◆ **YOUR INSTRUCTIONS**: Tell how many lines in these records contain the string "Business", with only the number as the reply.

>> start ENTRIES PROVIDED

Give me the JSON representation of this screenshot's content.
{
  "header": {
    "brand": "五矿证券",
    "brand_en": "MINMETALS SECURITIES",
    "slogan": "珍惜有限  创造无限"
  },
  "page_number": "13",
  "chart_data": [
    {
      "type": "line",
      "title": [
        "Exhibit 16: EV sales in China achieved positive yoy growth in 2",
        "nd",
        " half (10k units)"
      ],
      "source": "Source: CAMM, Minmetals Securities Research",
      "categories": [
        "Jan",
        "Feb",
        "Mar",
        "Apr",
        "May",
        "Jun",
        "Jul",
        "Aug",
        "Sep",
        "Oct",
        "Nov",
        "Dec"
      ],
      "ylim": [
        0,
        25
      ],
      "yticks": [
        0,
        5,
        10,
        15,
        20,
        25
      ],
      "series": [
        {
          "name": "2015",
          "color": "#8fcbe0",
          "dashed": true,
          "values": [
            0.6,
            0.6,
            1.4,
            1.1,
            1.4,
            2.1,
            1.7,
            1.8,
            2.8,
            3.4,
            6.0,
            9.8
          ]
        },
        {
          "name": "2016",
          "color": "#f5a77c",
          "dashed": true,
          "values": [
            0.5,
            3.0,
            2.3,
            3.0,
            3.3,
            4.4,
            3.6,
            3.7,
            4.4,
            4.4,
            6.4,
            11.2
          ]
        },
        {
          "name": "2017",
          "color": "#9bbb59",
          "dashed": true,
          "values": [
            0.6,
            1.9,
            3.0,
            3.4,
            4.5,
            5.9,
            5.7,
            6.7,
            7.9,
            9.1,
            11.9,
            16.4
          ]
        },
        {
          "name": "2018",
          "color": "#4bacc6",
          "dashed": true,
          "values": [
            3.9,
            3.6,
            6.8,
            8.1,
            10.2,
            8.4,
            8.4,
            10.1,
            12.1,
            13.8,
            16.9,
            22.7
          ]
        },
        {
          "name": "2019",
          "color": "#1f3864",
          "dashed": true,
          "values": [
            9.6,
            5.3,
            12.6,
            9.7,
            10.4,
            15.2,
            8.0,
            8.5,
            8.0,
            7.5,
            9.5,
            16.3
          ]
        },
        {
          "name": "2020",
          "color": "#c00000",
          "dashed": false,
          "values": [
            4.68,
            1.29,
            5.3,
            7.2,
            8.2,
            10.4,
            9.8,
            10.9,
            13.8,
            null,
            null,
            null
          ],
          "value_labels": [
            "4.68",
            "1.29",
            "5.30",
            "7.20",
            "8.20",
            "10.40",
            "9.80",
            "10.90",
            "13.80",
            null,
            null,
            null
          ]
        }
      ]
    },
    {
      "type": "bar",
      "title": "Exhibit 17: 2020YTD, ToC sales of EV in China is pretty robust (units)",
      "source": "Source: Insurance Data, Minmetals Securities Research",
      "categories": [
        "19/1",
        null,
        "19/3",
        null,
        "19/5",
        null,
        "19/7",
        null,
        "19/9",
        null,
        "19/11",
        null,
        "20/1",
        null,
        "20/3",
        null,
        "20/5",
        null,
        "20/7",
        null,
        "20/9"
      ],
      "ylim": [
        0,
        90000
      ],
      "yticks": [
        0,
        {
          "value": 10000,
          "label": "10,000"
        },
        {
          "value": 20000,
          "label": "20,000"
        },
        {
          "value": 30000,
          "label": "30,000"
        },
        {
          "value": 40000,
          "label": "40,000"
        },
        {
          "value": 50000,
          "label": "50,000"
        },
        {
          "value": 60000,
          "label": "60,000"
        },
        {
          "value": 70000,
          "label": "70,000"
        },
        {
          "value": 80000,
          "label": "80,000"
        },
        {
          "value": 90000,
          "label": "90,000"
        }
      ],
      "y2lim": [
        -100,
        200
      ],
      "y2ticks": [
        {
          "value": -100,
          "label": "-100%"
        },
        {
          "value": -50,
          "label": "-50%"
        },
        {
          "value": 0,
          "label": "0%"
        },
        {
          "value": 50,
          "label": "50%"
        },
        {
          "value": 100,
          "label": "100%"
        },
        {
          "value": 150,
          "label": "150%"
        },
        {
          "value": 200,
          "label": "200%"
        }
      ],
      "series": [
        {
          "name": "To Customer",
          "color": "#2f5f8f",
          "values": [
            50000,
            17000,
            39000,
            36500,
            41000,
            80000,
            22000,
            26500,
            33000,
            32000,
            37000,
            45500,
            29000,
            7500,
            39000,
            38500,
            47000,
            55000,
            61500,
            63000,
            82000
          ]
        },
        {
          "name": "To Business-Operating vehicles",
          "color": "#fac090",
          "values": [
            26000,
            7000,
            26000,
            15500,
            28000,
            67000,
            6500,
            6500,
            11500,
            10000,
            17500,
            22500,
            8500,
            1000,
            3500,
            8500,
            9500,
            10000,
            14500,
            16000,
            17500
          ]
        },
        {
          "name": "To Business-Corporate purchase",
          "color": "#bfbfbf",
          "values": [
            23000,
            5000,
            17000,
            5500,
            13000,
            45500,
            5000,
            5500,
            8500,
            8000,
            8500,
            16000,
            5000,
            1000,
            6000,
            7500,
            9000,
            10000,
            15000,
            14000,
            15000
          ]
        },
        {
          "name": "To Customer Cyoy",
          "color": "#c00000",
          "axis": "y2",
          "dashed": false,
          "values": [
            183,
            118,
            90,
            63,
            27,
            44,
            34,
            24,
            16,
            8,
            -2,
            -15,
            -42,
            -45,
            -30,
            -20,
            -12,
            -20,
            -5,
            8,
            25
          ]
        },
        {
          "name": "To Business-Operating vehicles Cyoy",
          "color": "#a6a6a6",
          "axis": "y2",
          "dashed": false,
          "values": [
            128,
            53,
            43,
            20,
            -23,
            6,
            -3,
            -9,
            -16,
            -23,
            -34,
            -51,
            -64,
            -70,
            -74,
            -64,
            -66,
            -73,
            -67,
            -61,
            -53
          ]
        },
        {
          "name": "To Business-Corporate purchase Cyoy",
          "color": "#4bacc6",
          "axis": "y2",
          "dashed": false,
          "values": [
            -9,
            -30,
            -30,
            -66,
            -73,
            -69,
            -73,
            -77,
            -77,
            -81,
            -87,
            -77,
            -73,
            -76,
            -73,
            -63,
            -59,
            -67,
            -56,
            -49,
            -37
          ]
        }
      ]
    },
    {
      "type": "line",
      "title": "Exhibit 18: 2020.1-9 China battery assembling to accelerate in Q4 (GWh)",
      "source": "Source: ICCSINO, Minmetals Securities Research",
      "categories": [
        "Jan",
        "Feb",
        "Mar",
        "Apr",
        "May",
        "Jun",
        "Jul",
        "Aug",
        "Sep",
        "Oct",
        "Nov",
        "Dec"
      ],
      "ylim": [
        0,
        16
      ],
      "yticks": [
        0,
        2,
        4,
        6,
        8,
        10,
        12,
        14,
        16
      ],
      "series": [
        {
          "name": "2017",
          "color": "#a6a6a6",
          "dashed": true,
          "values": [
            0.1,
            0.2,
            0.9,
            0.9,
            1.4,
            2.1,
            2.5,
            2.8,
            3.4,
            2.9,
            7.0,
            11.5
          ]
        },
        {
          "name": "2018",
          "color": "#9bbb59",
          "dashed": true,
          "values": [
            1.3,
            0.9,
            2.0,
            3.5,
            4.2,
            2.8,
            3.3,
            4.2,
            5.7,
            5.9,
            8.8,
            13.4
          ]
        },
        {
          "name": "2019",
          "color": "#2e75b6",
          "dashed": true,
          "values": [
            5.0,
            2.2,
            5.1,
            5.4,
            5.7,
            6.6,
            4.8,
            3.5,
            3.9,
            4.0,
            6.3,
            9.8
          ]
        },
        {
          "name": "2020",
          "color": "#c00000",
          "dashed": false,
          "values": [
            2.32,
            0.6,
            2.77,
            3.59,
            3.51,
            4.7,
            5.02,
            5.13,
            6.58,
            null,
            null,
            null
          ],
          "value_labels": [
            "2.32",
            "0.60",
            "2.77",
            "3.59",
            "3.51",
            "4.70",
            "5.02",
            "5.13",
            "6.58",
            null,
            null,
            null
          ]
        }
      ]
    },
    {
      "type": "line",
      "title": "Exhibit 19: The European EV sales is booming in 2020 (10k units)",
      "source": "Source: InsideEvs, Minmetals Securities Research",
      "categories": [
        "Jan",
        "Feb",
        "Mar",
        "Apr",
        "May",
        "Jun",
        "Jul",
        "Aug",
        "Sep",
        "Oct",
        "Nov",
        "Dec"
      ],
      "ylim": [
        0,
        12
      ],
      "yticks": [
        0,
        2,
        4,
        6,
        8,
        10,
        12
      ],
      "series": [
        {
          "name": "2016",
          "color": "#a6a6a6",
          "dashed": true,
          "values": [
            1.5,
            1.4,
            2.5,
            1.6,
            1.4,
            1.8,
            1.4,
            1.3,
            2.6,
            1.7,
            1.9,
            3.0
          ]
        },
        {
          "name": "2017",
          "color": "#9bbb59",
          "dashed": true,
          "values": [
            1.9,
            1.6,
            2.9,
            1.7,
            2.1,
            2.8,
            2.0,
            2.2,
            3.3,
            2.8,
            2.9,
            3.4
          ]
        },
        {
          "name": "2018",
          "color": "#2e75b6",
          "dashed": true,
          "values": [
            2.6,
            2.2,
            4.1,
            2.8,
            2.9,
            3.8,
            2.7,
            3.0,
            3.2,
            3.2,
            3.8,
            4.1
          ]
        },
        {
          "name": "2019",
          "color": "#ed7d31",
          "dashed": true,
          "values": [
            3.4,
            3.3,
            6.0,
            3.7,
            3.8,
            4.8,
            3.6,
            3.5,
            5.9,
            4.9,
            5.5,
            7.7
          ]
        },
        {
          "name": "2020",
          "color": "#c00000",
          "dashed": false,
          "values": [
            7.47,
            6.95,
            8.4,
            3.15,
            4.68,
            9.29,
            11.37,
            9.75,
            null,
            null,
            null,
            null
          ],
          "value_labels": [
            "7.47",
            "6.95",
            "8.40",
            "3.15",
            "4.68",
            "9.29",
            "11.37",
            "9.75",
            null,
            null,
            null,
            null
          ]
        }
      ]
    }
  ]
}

>> end ENTRIES PROVIDED

◆ **TASK OUTPUT**: 4